• What to work on:
[1] In the electrical safety thread, what type of ladder does Agent Orange say they always use?
[2] List every distinct phrase that daver2 encloses in parentheses in the electrical safety thread.
[3] Resume the electrical safety thread from the point where it currently stops.

• Document:
Electrical Question

[Agent Orange]

It is totally irresponsible to state "this or that" voltage will not harm you. All voltages should be considered potentially lethal. While this may be considered an extreme example, a 1.5 volt "D" cell battery if applied across the human heart with needle points could be fatal. I always wear leather gloves when working around an AC power source and always use an OSHA approved fiberglass ladder in lieu of the cheaper aluminum variety.

 

[daver2]

I am sure there are going to be a few issues of what is 'practice' and 'regulation' in the various parts of the world - but in the UK the following should be observed:

1. Anything (anything) connected to the household mains supply should be either double insulated (CLASS II) or have a safety earth (CLASS I). If an item of equipment has a safety earth (CLASS I) - and a metal case (or anything that is metal come to that) it should be bonded to the safety earth. There are regulations on the maximum resistance that can exist between the point of contact and the socket outlet. This is for your safety and should always (always) be connected.

• Provided information:
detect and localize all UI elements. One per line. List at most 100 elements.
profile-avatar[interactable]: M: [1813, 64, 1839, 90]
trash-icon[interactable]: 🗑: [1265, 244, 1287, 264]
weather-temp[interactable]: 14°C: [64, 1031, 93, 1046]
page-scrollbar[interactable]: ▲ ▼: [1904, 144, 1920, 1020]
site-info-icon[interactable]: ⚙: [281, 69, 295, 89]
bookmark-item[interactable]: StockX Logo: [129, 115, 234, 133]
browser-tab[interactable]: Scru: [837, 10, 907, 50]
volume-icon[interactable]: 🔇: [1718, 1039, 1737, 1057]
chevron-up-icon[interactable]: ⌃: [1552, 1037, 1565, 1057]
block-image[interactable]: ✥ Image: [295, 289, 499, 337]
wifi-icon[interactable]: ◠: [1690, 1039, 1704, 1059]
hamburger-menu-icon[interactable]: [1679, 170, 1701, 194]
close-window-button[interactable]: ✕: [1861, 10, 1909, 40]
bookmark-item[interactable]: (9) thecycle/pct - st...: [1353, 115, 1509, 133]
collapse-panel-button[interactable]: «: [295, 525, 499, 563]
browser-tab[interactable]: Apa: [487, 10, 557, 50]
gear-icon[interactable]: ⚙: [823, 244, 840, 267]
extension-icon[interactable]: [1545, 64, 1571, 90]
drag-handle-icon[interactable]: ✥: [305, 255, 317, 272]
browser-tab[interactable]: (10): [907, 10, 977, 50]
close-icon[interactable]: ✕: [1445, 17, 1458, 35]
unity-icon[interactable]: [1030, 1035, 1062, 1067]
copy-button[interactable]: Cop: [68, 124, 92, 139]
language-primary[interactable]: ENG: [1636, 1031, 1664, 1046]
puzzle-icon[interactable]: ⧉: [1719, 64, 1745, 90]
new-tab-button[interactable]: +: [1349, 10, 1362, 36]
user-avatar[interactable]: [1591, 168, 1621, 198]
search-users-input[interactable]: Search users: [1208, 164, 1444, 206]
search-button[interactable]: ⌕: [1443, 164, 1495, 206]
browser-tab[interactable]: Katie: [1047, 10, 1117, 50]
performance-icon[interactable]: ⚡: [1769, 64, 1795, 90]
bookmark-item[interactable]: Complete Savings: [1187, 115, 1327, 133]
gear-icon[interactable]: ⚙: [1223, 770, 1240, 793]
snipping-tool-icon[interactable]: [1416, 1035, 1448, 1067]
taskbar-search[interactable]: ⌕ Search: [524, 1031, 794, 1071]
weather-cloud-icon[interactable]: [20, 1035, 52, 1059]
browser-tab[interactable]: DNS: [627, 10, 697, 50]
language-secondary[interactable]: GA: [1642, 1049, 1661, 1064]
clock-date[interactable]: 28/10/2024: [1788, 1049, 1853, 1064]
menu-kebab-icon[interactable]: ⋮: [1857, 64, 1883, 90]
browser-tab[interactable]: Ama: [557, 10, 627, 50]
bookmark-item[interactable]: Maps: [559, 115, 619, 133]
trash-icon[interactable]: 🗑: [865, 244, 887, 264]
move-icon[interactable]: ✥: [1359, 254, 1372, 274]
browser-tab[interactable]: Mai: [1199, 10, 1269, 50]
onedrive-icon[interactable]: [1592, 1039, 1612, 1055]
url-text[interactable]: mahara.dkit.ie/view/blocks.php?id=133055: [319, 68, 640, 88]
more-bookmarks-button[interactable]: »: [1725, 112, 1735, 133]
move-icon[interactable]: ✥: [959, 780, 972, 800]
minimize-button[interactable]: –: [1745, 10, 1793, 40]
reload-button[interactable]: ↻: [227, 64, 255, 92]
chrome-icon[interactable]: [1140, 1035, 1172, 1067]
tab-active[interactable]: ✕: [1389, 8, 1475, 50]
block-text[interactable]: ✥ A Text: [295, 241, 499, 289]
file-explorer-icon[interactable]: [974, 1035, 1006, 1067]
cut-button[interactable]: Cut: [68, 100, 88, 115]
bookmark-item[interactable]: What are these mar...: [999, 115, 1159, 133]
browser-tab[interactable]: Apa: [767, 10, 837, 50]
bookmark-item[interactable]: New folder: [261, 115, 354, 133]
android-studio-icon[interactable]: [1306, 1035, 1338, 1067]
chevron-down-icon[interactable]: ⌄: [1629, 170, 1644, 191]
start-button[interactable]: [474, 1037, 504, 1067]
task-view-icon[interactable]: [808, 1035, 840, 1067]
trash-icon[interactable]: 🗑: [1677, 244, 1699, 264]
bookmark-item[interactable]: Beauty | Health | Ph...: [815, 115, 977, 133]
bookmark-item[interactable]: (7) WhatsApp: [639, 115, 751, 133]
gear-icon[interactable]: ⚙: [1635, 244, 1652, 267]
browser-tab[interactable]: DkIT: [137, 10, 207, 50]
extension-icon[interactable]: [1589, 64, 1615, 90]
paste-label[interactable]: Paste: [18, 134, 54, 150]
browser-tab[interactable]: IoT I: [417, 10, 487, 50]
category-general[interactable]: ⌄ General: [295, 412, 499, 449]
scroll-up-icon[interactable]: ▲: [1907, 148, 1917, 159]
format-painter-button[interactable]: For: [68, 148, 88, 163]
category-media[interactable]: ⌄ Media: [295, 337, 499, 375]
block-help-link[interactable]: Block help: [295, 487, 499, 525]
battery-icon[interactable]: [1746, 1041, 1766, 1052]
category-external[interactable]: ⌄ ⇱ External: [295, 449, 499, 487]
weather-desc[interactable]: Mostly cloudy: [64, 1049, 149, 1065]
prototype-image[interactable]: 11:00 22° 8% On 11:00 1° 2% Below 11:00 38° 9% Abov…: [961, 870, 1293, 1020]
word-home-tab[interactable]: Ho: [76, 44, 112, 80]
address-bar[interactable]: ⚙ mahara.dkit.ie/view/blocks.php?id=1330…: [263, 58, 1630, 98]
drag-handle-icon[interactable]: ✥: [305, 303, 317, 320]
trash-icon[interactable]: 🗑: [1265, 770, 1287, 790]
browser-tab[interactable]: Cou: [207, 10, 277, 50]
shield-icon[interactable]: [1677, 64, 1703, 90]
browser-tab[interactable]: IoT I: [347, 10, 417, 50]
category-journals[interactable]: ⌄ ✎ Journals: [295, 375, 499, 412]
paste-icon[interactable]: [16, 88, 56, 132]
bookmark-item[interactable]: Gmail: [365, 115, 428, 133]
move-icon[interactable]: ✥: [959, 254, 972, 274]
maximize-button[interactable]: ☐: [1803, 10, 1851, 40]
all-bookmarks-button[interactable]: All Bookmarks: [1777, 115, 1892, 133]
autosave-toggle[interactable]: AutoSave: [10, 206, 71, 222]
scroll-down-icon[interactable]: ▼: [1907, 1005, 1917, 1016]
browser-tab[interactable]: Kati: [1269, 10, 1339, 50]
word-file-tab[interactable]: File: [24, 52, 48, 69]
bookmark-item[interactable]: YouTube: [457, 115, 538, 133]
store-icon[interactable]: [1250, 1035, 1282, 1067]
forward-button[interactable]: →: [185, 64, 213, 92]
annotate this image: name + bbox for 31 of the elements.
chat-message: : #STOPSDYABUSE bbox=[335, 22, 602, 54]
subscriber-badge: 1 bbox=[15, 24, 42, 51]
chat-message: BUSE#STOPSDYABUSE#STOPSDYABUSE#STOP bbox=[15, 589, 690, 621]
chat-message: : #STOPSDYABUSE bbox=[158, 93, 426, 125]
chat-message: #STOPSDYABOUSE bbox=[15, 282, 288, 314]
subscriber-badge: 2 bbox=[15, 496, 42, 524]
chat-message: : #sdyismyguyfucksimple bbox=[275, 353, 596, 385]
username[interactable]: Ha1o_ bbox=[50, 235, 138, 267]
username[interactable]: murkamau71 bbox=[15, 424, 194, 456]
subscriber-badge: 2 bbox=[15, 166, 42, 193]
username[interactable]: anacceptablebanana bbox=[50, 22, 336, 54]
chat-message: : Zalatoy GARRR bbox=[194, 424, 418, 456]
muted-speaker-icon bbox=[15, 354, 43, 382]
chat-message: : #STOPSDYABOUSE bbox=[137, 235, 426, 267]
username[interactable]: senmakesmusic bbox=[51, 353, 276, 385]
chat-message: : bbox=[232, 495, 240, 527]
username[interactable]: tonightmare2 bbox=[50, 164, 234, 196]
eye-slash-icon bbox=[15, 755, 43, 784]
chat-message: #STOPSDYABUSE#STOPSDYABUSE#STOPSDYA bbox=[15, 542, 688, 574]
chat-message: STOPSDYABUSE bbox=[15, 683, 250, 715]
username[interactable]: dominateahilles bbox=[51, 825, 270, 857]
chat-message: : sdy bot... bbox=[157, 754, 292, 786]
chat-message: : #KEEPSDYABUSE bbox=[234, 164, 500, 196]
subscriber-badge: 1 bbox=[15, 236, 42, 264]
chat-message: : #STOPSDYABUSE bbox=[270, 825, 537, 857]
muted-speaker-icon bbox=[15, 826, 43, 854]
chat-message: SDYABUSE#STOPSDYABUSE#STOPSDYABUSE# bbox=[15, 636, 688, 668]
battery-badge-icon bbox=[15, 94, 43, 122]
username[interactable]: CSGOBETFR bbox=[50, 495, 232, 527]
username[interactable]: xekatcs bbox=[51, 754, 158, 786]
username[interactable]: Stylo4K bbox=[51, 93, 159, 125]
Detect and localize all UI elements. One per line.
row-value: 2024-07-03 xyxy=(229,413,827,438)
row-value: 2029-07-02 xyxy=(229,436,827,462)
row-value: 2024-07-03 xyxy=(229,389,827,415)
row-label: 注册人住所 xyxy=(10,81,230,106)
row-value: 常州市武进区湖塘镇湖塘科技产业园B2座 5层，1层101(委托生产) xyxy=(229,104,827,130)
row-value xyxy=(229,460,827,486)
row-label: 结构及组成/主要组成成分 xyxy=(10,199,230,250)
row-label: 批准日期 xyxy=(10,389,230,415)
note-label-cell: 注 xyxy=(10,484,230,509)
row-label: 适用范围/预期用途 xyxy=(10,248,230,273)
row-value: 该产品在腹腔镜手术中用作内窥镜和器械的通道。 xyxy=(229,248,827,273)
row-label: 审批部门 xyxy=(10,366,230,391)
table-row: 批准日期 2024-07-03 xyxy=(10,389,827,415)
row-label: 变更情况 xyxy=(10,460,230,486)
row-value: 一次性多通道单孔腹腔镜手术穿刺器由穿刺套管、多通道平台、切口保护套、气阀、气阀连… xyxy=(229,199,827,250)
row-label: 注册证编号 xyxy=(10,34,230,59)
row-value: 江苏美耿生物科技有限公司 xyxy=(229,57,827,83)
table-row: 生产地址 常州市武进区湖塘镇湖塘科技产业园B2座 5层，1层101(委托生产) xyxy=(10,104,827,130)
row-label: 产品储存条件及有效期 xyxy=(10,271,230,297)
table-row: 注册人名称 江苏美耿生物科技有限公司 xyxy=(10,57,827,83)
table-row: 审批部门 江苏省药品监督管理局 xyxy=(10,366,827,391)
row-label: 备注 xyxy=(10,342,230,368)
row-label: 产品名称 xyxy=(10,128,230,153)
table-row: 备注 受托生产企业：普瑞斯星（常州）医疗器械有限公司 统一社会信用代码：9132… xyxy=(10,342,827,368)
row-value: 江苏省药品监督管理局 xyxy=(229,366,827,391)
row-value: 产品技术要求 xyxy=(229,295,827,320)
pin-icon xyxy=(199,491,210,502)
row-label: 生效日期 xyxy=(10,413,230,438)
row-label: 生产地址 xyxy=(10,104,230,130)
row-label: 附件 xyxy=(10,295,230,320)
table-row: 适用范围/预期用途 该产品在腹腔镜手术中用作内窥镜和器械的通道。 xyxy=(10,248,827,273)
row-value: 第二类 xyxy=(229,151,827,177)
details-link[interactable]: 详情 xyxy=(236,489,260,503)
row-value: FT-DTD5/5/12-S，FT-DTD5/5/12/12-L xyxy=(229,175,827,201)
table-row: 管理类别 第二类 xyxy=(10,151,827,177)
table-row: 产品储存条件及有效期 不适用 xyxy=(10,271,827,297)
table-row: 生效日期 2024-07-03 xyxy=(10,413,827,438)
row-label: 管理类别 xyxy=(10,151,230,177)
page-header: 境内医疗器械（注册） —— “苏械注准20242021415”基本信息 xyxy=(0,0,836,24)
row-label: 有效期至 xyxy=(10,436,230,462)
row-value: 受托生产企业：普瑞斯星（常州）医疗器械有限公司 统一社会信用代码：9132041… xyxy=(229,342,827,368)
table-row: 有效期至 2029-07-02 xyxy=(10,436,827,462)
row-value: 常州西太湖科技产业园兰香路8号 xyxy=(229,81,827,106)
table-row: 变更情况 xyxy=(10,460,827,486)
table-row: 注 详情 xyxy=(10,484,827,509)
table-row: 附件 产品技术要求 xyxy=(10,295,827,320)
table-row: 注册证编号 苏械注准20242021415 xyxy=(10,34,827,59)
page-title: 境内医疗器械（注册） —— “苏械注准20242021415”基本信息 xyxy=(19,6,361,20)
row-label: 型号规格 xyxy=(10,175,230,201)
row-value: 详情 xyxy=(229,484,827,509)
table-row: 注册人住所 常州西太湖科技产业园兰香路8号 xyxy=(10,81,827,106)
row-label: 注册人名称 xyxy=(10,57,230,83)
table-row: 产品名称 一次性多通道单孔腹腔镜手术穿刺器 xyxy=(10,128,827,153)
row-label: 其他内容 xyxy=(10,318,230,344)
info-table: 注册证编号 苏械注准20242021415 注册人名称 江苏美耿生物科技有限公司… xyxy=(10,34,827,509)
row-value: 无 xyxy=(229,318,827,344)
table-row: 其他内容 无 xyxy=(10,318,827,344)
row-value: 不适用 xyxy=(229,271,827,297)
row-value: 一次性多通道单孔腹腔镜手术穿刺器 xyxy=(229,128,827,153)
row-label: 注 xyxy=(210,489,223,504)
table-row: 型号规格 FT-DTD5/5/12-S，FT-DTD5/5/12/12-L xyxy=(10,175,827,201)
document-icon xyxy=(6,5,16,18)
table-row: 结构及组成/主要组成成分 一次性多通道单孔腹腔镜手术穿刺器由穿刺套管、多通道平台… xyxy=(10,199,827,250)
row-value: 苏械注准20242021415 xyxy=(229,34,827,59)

• Answer list:
[1] An OSHA approved fiberglass ladder.

[2]
anything
CLASS II
CLASS I
or anything that is metal come to that
always

[3]
2. The safety earth should never have a 'large' current flowing in it from the incoming mains supply live or neutral. If the circuit has a modern form of protection - the protection device will specifically look for an imbalance in the live and neutral currents and trip the circuit should they exceed 30 mA (or so). A small leakage current is permitted to flow from the incoming mains supply to the safety earth.

3. Anything else should be considered not a safety earth - but (say) a signal earth / screen for audio/visual equipment. These need to be considered in the overall design of an installation to avoid hum loops (circulating currents in the screens) etc. arising from imbalances in the differing mains supplies which the various items of equipment are connected to. These may be disconnected if desired (known as ground lifting). You can do this safely as the safety earth is always connected to protect the human from a malfunctioning piece of equipment.

Have a healthy respect for the mains supply (be it 240V or 110V)...

If battery powered - identify the stored energy source. A 3.6V cell could discharge tens of Amps (or more) into a short circuit very rapidly. There are a few cases of where head-mounted torches have burst into flames (notably due to counterfeit LiON batteries). I have seen a small toy helicopter burst into flames in the air - spectacular - but dangerous! No one was injured - but the fumes that were produced...

That's my ten pence worth...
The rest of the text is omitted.